--- Extrait ---

Ce choix s’appuie aussi sur un constat interne. Lors du vote des militants du 7 juin 2026 sur le texte de la direction, la ligne Roussel a recueilli 61,38 % des voix. La majorité est nette, mais moins écrasante qu’au congrès de 2023, où le soutien dépassait les 80 %. Le parti montre donc une unité relative, pas une adhésion totale.
Un débat qui dépasse la seule présidentielle
La vraie question, pour les communistes, n’est pas seulement de savoir qui portera leurs couleurs à l’Élysée. C’est aussi de savoir ce que cette candidature fera aux législatives suivantes. En France, une présidentielle mal préparée peut isoler un parti. Mais une campagne bien menée peut aussi consolider des implantations locales et donner du souffle à des candidats au Parlement.
C’est là qu’apparaît le dilemme. Une candidature autonome donne de la visibilité au PCF. Mais elle peut aussi compliquer les accords de désistement ou de répartition des circonscriptions avec les autres forces de gauche. À l’inverse, un accord serré avec La France insoumise peut sécuriser des députés, mais au prix d’une moindre autonomie politique. En clair : plus d’indépendance à la présidentielle peut vouloir dire moins de sécurité au Parlement.
Le contexte rend ce calcul encore plus sensible. Après les législatives de 2024, aucun camp n’a obtenu de majorité absolue à l’Assemblée nationale. Dans ce cadre, le poids de chaque groupe compte davantage. Pour un parti comme le PCF, qui vit aussi de son implantation municipale et de ses élus locaux, chaque député perdu ou gagné change sa capacité à peser dans les négociations.

--- Lignes enregistrées ---

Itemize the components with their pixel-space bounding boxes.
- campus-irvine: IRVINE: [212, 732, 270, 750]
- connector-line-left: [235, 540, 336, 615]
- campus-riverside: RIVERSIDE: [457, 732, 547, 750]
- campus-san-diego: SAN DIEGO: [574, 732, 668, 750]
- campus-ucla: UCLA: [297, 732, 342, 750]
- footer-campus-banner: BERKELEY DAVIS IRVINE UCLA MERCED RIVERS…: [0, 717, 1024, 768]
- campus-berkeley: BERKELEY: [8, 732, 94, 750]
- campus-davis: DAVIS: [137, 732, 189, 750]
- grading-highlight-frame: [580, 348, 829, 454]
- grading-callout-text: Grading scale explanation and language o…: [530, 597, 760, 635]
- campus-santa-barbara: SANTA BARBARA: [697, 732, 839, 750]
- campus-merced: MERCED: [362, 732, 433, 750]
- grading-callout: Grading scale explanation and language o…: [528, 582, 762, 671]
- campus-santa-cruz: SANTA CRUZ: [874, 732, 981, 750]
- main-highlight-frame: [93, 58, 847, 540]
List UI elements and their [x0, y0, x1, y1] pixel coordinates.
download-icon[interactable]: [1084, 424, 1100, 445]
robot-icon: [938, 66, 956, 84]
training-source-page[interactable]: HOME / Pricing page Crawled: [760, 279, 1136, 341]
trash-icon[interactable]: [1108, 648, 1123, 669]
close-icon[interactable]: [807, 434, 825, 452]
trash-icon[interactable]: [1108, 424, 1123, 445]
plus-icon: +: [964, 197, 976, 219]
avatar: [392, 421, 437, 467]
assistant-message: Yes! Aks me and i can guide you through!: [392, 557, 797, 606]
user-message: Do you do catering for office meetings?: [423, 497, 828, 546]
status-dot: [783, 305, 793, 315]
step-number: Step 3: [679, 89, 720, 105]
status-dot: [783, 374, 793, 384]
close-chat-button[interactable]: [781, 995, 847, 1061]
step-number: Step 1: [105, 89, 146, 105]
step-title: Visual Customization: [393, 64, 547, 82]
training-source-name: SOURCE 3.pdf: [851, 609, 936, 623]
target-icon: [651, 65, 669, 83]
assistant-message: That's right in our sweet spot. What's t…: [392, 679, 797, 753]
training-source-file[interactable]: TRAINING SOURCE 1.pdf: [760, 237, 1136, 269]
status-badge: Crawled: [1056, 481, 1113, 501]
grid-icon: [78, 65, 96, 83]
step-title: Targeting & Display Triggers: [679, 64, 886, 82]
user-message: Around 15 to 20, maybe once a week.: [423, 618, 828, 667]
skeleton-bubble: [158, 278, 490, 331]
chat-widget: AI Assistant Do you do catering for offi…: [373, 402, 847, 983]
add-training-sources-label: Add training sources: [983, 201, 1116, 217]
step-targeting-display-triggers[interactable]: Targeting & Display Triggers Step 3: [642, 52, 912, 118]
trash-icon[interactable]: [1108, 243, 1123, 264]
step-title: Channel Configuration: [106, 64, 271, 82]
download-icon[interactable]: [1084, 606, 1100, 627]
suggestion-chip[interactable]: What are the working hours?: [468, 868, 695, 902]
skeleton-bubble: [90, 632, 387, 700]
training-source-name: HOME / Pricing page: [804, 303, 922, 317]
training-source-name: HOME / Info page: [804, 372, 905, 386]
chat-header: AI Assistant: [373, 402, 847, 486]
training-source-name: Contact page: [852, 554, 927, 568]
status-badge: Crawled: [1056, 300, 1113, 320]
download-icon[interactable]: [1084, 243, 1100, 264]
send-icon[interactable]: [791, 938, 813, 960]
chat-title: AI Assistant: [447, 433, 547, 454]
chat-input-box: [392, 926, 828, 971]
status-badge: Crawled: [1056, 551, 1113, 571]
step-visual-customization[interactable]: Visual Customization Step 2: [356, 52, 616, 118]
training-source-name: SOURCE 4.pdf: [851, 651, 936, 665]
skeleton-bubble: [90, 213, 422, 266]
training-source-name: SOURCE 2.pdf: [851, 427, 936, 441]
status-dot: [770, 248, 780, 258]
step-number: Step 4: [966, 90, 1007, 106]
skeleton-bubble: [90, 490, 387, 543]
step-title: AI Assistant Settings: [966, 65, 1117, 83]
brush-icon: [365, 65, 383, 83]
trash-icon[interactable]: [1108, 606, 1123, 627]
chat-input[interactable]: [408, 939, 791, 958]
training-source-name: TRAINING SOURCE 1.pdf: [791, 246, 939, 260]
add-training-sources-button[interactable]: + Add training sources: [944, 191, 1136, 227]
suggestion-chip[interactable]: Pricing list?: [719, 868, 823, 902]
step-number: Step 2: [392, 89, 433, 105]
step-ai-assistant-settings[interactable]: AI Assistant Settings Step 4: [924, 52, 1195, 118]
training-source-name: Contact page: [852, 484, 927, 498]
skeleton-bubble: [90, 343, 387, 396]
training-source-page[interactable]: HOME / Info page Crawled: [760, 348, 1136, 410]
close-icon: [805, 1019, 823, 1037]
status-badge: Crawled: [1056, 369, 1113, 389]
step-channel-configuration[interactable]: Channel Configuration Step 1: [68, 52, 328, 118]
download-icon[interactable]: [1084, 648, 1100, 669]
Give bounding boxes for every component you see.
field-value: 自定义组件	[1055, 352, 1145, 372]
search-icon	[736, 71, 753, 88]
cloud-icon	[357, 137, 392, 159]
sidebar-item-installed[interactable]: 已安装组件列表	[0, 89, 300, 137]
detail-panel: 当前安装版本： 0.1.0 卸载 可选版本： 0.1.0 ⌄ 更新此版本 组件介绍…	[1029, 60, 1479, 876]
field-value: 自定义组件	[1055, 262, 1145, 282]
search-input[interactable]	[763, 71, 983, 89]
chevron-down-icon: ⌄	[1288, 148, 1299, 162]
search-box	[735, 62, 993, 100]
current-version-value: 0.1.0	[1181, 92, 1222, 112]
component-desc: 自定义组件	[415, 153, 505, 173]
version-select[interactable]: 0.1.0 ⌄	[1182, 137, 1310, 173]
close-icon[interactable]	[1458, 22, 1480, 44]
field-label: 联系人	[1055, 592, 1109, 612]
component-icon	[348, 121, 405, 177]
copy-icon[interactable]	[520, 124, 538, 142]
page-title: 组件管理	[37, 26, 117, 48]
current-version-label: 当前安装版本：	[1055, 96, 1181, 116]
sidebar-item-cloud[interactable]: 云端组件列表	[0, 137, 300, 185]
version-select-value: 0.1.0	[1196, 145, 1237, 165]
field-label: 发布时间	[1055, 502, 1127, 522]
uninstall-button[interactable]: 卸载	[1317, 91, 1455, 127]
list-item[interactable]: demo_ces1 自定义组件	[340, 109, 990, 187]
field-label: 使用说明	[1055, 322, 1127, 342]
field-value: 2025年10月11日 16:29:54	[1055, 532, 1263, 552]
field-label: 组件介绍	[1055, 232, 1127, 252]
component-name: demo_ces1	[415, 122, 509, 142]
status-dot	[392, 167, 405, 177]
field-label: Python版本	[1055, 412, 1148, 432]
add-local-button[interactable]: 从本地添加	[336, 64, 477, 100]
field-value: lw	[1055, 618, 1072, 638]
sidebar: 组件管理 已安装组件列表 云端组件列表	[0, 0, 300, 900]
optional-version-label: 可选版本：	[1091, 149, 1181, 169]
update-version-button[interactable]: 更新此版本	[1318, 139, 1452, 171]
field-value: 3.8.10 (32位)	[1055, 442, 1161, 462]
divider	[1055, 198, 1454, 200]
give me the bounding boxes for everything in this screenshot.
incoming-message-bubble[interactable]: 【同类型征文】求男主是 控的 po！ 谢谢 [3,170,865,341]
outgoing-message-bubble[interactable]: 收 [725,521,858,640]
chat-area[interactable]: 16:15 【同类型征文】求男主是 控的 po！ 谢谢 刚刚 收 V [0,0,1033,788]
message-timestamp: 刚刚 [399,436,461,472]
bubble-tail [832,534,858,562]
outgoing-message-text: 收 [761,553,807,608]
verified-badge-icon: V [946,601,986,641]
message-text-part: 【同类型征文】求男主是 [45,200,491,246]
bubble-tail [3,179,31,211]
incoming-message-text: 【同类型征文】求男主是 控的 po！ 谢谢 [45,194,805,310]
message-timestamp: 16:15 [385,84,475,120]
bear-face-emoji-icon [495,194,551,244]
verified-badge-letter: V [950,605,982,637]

---

Consignes:
a. Résumez en deux phrases l'extrait sur la candidature communiste.
b. Selon l'extrait sur la candidature communiste, pourquoi le contexte rend-il ce calcul plus sensible pour le PCF ? Répondez en deux phrases.

Corrigé:
a. Lors du vote des militants du 7 juin 2026, la ligne Roussel a obtenu 61,38 % des voix, contre plus de 80 % au congrès de 2023, ce qui montre une unité relative du parti. Pour les communistes, l'enjeu dépasse la présidentielle : une candidature autonome donne de la visibilité au PCF mais peut compliquer les accords avec les autres forces de gauche aux législatives, tandis qu'un accord serré avec La France insoumise peut sécuriser des députés au prix d'une moindre autonomie, un calcul rendu plus sensible par l'absence de majorité absolue à l'Assemblée nationale depuis 2024.

b. Depuis les législatives de 2024, aucun camp ne dispose de la majorité absolue à l'Assemblée nationale, si bien que le poids de chaque groupe compte davantage. Pour le PCF, qui vit aussi de son implantation municipale et de ses élus locaux, chaque député perdu ou gagné change donc sa capacité à peser dans les négociations.